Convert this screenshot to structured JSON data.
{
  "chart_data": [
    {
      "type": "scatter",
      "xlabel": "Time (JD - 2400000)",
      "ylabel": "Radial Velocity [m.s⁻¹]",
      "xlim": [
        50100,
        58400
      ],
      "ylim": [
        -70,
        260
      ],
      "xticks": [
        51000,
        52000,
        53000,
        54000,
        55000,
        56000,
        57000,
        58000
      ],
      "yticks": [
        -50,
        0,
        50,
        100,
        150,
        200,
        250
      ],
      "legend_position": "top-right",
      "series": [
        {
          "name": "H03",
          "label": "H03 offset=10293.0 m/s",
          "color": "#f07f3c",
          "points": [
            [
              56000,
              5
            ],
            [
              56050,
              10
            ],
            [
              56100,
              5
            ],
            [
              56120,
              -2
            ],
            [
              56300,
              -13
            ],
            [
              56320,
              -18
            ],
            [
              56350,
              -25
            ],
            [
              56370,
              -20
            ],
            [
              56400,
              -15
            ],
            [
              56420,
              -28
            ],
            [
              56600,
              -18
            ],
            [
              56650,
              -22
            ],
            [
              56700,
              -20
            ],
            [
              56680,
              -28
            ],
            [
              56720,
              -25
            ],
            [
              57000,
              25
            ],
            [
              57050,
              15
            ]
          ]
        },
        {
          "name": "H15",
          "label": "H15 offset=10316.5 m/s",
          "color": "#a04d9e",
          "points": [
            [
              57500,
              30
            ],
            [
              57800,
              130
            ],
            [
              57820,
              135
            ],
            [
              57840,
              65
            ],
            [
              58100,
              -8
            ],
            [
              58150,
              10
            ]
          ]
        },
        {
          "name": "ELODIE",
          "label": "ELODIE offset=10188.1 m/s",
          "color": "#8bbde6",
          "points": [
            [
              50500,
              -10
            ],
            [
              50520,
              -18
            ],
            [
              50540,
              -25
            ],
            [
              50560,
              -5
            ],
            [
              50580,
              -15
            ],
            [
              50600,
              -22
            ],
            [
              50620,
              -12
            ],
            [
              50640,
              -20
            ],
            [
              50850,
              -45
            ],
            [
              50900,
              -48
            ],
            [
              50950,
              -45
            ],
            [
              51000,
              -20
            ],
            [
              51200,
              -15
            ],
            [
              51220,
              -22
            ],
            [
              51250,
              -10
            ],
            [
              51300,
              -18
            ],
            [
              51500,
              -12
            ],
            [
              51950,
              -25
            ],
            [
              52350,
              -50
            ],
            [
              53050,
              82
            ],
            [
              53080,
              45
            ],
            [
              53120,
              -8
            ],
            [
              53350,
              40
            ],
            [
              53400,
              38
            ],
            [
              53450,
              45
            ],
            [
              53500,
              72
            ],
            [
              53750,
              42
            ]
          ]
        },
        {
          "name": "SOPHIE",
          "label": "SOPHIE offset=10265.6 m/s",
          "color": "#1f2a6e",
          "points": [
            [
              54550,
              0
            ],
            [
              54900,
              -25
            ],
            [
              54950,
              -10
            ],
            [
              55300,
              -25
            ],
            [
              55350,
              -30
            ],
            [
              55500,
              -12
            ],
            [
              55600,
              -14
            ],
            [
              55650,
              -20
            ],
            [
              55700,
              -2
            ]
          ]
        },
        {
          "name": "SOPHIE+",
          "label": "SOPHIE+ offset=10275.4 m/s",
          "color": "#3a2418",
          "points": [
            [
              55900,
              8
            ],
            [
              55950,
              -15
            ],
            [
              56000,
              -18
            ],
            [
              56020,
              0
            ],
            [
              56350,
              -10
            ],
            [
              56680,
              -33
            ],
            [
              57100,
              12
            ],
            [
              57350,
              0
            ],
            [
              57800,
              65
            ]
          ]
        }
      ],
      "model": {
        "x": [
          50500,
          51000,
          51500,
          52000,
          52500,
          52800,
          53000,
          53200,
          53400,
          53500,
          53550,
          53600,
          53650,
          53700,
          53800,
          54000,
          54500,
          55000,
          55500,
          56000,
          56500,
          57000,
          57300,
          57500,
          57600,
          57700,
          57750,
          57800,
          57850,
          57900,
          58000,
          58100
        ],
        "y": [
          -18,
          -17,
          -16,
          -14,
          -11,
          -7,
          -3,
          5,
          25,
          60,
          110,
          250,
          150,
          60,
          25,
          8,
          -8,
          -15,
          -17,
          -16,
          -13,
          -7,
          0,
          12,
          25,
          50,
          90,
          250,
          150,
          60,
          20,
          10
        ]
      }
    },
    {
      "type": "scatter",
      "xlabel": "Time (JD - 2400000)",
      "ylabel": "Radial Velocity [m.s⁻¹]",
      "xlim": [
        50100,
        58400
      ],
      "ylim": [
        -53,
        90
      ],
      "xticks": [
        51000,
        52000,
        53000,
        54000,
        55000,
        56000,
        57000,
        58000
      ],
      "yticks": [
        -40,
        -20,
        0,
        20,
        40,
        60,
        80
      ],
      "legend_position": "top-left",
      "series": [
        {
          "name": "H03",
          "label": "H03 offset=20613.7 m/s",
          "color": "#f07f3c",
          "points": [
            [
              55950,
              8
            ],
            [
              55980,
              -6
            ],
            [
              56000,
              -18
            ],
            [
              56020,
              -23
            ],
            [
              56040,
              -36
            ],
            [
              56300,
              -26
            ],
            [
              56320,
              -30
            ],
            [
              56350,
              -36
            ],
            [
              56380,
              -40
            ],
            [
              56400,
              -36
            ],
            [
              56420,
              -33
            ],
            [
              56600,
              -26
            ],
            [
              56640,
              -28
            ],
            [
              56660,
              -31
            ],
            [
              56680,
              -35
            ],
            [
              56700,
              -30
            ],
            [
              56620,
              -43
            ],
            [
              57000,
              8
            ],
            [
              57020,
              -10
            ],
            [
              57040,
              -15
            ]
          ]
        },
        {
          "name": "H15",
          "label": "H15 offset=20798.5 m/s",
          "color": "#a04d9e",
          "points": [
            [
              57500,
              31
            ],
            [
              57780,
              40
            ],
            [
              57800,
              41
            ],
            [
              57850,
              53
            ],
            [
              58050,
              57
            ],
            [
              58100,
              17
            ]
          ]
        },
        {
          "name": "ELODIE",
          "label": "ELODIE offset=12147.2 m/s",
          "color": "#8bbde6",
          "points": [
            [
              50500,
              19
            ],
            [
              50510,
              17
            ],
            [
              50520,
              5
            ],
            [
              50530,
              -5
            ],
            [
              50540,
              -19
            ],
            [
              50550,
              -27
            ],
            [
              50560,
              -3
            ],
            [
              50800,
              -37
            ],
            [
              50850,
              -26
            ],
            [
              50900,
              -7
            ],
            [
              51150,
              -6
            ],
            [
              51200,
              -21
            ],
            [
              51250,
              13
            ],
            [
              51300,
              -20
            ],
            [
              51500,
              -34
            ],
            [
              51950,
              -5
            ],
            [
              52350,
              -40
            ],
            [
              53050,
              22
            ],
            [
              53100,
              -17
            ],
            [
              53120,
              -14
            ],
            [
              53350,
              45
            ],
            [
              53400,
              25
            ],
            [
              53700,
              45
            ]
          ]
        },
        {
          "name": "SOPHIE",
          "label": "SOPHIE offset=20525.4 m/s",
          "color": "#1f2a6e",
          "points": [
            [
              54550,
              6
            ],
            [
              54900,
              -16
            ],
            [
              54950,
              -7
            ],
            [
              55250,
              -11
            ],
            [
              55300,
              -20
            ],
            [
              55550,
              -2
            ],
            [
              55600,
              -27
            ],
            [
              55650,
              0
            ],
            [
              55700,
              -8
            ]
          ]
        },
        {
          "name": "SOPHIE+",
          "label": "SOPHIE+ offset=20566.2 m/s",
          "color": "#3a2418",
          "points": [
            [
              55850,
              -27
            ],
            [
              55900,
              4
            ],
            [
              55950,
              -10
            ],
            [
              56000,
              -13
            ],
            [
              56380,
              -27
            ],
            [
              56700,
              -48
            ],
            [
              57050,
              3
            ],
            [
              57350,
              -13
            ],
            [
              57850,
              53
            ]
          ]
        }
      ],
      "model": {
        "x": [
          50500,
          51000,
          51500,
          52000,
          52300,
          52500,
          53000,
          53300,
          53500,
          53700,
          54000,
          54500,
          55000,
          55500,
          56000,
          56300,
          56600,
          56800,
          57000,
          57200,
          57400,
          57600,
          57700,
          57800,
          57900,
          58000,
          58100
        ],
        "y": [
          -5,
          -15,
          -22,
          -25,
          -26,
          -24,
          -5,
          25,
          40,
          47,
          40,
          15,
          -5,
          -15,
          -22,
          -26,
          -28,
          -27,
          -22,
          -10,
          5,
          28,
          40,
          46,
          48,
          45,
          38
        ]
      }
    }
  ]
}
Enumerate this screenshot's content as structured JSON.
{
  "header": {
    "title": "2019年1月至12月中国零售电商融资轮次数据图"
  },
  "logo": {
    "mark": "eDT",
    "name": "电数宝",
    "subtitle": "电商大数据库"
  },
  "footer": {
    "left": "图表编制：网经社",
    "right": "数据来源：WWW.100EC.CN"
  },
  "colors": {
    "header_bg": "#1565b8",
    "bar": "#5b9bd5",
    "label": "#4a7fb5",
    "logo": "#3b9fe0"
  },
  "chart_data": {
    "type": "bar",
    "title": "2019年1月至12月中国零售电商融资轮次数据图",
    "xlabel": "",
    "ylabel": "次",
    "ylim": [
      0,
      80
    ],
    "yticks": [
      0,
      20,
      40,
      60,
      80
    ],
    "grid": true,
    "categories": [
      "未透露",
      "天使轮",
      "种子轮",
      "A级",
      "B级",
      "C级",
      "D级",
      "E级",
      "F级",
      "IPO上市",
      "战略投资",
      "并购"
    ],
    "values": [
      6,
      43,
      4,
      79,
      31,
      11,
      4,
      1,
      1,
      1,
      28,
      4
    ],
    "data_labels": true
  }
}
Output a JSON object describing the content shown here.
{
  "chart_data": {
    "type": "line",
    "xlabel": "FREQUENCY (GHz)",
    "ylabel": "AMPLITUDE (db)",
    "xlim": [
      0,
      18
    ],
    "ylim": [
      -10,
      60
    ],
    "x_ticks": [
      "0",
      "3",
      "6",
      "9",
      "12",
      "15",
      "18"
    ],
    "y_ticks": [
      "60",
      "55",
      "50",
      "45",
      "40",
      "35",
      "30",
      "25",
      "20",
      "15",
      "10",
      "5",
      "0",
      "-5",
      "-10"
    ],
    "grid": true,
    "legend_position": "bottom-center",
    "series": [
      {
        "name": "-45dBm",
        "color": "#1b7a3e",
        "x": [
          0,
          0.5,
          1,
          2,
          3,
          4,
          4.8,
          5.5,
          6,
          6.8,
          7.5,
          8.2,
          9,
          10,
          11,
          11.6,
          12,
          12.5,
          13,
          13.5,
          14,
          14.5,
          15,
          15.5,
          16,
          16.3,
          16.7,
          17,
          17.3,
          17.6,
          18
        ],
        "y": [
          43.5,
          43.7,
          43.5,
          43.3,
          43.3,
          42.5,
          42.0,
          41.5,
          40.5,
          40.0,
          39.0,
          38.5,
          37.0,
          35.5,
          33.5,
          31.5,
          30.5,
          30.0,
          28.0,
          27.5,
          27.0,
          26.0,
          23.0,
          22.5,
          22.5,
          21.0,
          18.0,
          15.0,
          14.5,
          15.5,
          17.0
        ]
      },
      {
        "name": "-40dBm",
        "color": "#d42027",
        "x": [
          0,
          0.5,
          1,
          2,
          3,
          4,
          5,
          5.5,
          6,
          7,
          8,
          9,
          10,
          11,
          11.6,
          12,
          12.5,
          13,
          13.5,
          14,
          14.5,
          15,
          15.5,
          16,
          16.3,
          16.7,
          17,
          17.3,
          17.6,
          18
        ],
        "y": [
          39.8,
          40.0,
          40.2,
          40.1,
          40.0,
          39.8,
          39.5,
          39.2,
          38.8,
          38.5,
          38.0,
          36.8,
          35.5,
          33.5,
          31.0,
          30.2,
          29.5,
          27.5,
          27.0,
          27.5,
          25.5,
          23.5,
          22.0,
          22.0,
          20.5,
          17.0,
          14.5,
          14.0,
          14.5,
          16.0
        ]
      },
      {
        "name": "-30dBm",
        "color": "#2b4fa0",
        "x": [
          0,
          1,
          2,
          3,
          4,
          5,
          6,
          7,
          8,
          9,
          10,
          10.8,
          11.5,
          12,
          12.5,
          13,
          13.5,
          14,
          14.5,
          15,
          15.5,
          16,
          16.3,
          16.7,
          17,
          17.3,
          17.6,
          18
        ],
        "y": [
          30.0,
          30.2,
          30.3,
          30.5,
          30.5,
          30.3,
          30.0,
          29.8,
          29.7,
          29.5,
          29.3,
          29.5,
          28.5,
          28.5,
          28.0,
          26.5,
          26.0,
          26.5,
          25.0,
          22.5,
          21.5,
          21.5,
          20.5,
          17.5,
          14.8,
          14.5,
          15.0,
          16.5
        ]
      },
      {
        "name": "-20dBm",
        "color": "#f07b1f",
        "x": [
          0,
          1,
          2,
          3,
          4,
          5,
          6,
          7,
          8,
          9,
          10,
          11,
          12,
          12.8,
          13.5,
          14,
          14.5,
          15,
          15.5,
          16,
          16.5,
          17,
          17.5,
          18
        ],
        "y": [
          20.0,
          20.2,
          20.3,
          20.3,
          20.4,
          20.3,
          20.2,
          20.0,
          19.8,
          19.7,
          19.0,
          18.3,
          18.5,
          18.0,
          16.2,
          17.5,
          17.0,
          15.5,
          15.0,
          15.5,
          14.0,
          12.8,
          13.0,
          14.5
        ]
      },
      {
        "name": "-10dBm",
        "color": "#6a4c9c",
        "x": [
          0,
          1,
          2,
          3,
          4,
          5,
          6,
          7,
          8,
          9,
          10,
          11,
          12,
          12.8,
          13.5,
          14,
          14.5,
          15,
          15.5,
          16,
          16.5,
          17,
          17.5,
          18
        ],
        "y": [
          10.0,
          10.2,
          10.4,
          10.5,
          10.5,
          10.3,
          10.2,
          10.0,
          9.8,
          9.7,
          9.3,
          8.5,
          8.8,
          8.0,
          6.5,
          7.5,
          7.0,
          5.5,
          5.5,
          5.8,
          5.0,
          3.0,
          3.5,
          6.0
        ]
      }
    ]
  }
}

* * * * * * *

• **PROBLEM REQUIREMENTS**: Extract all lines of the records above that include "ylabel".

• **OUTPUT OF THE TASK**:
      "ylabel": "Radial Velocity [m.s⁻¹]",
      "ylabel": "Radial Velocity [m.s⁻¹]",
    "ylabel": "次",
    "ylabel": "AMPLITUDE (db)",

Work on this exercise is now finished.